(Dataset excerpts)
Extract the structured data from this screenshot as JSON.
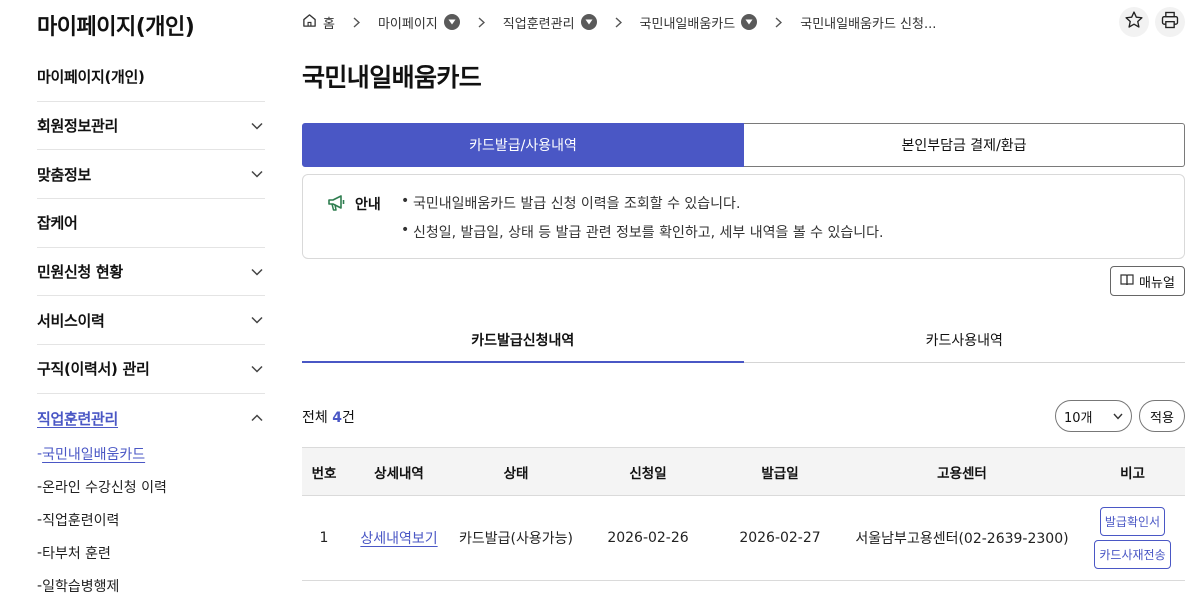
{
  "sidebar": {
    "title": "마이페이지(개인)",
    "items": [
      {
        "label": "마이페이지(개인)",
        "chevron": ""
      },
      {
        "label": "회원정보관리",
        "chevron": "down"
      },
      {
        "label": "맞춤정보",
        "chevron": "down"
      },
      {
        "label": "잡케어",
        "chevron": ""
      },
      {
        "label": "민원신청 현황",
        "chevron": "down"
      },
      {
        "label": "서비스이력",
        "chevron": "down"
      },
      {
        "label": "구직(이력서) 관리",
        "chevron": "down"
      },
      {
        "label": "직업훈련관리",
        "chevron": "up"
      }
    ],
    "sub_items": [
      {
        "label": "국민내일배움카드"
      },
      {
        "label": "온라인 수강신청 이력"
      },
      {
        "label": "직업훈련이력"
      },
      {
        "label": "타부처 훈련"
      },
      {
        "label": "일학습병행제"
      }
    ],
    "sub_prefix": "-"
  },
  "breadcrumb": {
    "home": "홈",
    "items": [
      "마이페이지",
      "직업훈련관리",
      "국민내일배움카드",
      "국민내일배움카드 신청..."
    ]
  },
  "page_title": "국민내일배움카드",
  "top_tabs": [
    "카드발급/사용내역",
    "본인부담금 결제/환급"
  ],
  "notice": {
    "label": "안내",
    "lines": [
      "국민내일배움카드 발급 신청 이력을 조회할 수 있습니다.",
      "신청일, 발급일, 상태 등 발급 관련 정보를 확인하고, 세부 내역을 볼 수 있습니다."
    ]
  },
  "manual_button": "매뉴얼",
  "sub_tabs": [
    "카드발급신청내역",
    "카드사용내역"
  ],
  "count": {
    "prefix": "전체 ",
    "number": "4",
    "suffix": "건"
  },
  "page_size": "10개",
  "apply_button": "적용",
  "table": {
    "headers": [
      "번호",
      "상세내역",
      "상태",
      "신청일",
      "발급일",
      "고용센터",
      "비고"
    ],
    "rows": [
      {
        "no": "1",
        "detail": "상세내역보기",
        "status": "카드발급(사용가능)",
        "applied": "2026-02-26",
        "issued": "2026-02-27",
        "center": "서울남부고용센터(02-2639-2300)",
        "btn1": "발급확인서",
        "btn2": "카드사재전송"
      }
    ]
  },
  "colors": {
    "accent": "#4a57c5"
  }
}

:: GIVEN PROBLEM ::
Leave out the pictures and output the rest of the material exactly as written.

:: FINAL RESULT ::
Extract the structured data from this screenshot as JSON.
{
  "sidebar": {
    "title": "마이페이지(개인)",
    "items": [
      {
        "label": "마이페이지(개인)",
        "chevron": ""
      },
      {
        "label": "회원정보관리",
        "chevron": "down"
      },
      {
        "label": "맞춤정보",
        "chevron": "down"
      },
      {
        "label": "잡케어",
        "chevron": ""
      },
      {
        "label": "민원신청 현황",
        "chevron": "down"
      },
      {
        "label": "서비스이력",
        "chevron": "down"
      },
      {
        "label": "구직(이력서) 관리",
        "chevron": "down"
      },
      {
        "label": "직업훈련관리",
        "chevron": "up"
      }
    ],
    "sub_items": [
      {
        "label": "국민내일배움카드"
      },
      {
        "label": "온라인 수강신청 이력"
      },
      {
        "label": "직업훈련이력"
      },
      {
        "label": "타부처 훈련"
      },
      {
        "label": "일학습병행제"
      }
    ],
    "sub_prefix": "-"
  },
  "breadcrumb": {
    "home": "홈",
    "items": [
      "마이페이지",
      "직업훈련관리",
      "국민내일배움카드",
      "국민내일배움카드 신청..."
    ]
  },
  "page_title": "국민내일배움카드",
  "top_tabs": [
    "카드발급/사용내역",
    "본인부담금 결제/환급"
  ],
  "notice": {
    "label": "안내",
    "lines": [
      "국민내일배움카드 발급 신청 이력을 조회할 수 있습니다.",
      "신청일, 발급일, 상태 등 발급 관련 정보를 확인하고, 세부 내역을 볼 수 있습니다."
    ]
  },
  "manual_button": "매뉴얼",
  "sub_tabs": [
    "카드발급신청내역",
    "카드사용내역"
  ],
  "count": {
    "prefix": "전체 ",
    "number": "4",
    "suffix": "건"
  },
  "page_size": "10개",
  "apply_button": "적용",
  "table": {
    "headers": [
      "번호",
      "상세내역",
      "상태",
      "신청일",
      "발급일",
      "고용센터",
      "비고"
    ],
    "rows": [
      {
        "no": "1",
        "detail": "상세내역보기",
        "status": "카드발급(사용가능)",
        "applied": "2026-02-26",
        "issued": "2026-02-27",
        "center": "서울남부고용센터(02-2639-2300)",
        "btn1": "발급확인서",
        "btn2": "카드사재전송"
      }
    ]
  },
  "colors": {
    "accent": "#4a57c5"
  }
}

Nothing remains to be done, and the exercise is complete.